## Material for the task

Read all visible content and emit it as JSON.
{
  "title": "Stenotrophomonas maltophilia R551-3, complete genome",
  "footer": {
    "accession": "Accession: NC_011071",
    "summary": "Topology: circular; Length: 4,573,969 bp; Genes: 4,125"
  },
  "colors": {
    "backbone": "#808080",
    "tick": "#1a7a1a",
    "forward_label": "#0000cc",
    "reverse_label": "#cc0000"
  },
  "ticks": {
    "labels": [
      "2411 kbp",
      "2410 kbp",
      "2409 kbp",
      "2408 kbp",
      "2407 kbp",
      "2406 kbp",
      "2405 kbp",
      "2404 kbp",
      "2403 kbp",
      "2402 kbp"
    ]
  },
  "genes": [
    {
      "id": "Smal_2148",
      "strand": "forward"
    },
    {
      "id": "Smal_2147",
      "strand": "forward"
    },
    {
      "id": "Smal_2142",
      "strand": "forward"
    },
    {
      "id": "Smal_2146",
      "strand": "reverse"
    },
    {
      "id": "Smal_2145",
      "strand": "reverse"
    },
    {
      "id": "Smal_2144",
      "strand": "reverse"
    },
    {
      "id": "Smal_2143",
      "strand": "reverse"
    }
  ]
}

## What you should do
The whole of the data must be given again, exactly as shown.

## Your solution
Read all visible content and emit it as JSON.
{
  "title": "Stenotrophomonas maltophilia R551-3, complete genome",
  "footer": {
    "accession": "Accession: NC_011071",
    "summary": "Topology: circular; Length: 4,573,969 bp; Genes: 4,125"
  },
  "colors": {
    "backbone": "#808080",
    "tick": "#1a7a1a",
    "forward_label": "#0000cc",
    "reverse_label": "#cc0000"
  },
  "ticks": {
    "labels": [
      "2411 kbp",
      "2410 kbp",
      "2409 kbp",
      "2408 kbp",
      "2407 kbp",
      "2406 kbp",
      "2405 kbp",
      "2404 kbp",
      "2403 kbp",
      "2402 kbp"
    ]
  },
  "genes": [
    {
      "id": "Smal_2148",
      "strand": "forward"
    },
    {
      "id": "Smal_2147",
      "strand": "forward"
    },
    {
      "id": "Smal_2142",
      "strand": "forward"
    },
    {
      "id": "Smal_2146",
      "strand": "reverse"
    },
    {
      "id": "Smal_2145",
      "strand": "reverse"
    },
    {
      "id": "Smal_2144",
      "strand": "reverse"
    },
    {
      "id": "Smal_2143",
      "strand": "reverse"
    }
  ]
}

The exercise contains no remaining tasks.